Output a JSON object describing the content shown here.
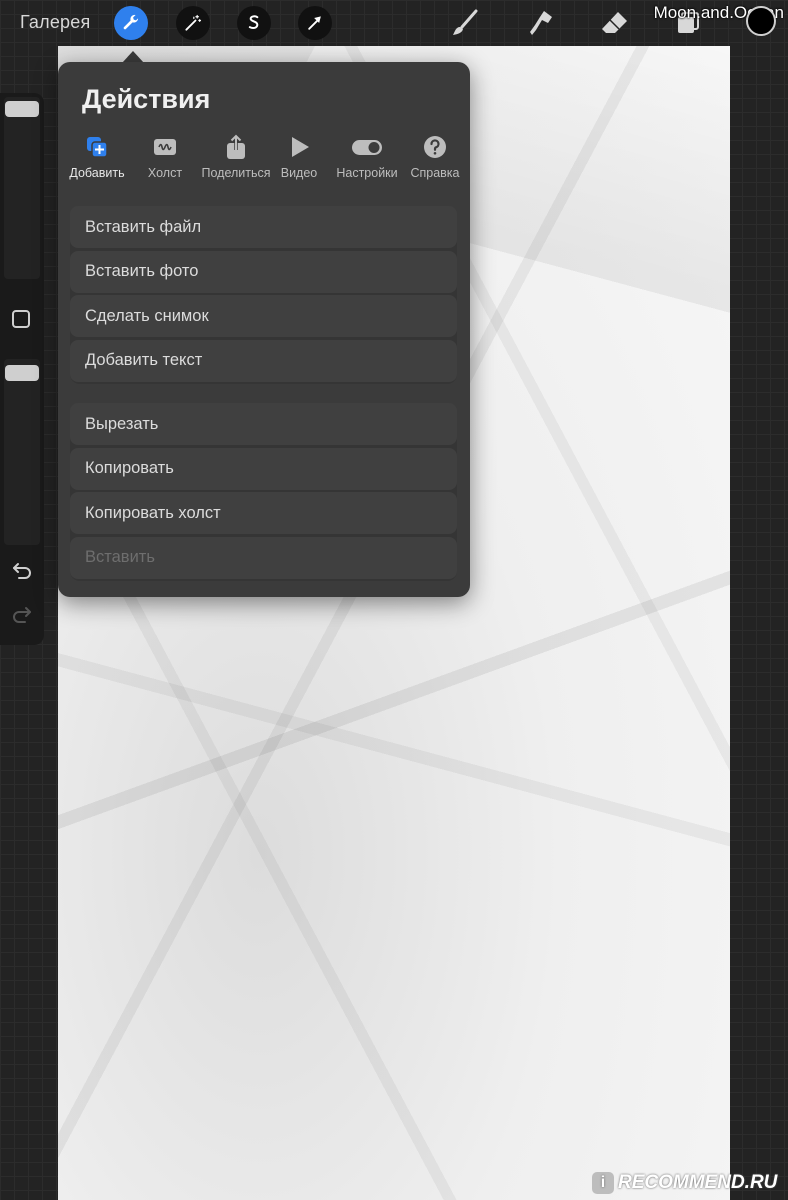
{
  "topbar": {
    "gallery_label": "Галерея",
    "watermark": "Moon.and.Ocean",
    "buttons": [
      "wrench-icon",
      "magic-wand-icon",
      "selection-s-icon",
      "transform-arrow-icon"
    ],
    "tools": [
      "brush-icon",
      "smudge-icon",
      "eraser-icon",
      "layers-icon"
    ],
    "active_color": "#000000",
    "accent": "#2f80ed"
  },
  "popover": {
    "title": "Действия",
    "tabs": [
      {
        "label": "Добавить",
        "icon": "add-layer-icon",
        "active": true
      },
      {
        "label": "Холст",
        "icon": "canvas-icon",
        "active": false
      },
      {
        "label": "Поделиться",
        "icon": "share-icon",
        "active": false
      },
      {
        "label": "Видео",
        "icon": "play-icon",
        "active": false
      },
      {
        "label": "Настройки",
        "icon": "toggle-icon",
        "active": false
      },
      {
        "label": "Справка",
        "icon": "help-icon",
        "active": false
      }
    ],
    "group1": [
      "Вставить файл",
      "Вставить фото",
      "Сделать снимок",
      "Добавить текст"
    ],
    "group2": [
      "Вырезать",
      "Копировать",
      "Копировать холст"
    ],
    "disabled_item": "Вставить"
  },
  "sidebar": {
    "icons": [
      "undo-icon",
      "redo-icon"
    ]
  },
  "footer_watermark": {
    "badge": "i",
    "text": "RECOMMEND.RU"
  }
}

**TASK STATEMENT**
Repeat every record above exactly, but leave out any pictures.

**FINISHED EXERCISE**
Output a JSON object describing the content shown here.
{
  "topbar": {
    "gallery_label": "Галерея",
    "watermark": "Moon.and.Ocean",
    "buttons": [
      "wrench-icon",
      "magic-wand-icon",
      "selection-s-icon",
      "transform-arrow-icon"
    ],
    "tools": [
      "brush-icon",
      "smudge-icon",
      "eraser-icon",
      "layers-icon"
    ],
    "active_color": "#000000",
    "accent": "#2f80ed"
  },
  "popover": {
    "title": "Действия",
    "tabs": [
      {
        "label": "Добавить",
        "icon": "add-layer-icon",
        "active": true
      },
      {
        "label": "Холст",
        "icon": "canvas-icon",
        "active": false
      },
      {
        "label": "Поделиться",
        "icon": "share-icon",
        "active": false
      },
      {
        "label": "Видео",
        "icon": "play-icon",
        "active": false
      },
      {
        "label": "Настройки",
        "icon": "toggle-icon",
        "active": false
      },
      {
        "label": "Справка",
        "icon": "help-icon",
        "active": false
      }
    ],
    "group1": [
      "Вставить файл",
      "Вставить фото",
      "Сделать снимок",
      "Добавить текст"
    ],
    "group2": [
      "Вырезать",
      "Копировать",
      "Копировать холст"
    ],
    "disabled_item": "Вставить"
  },
  "sidebar": {
    "icons": [
      "undo-icon",
      "redo-icon"
    ]
  },
  "footer_watermark": {
    "badge": "i",
    "text": "RECOMMEND.RU"
  }
}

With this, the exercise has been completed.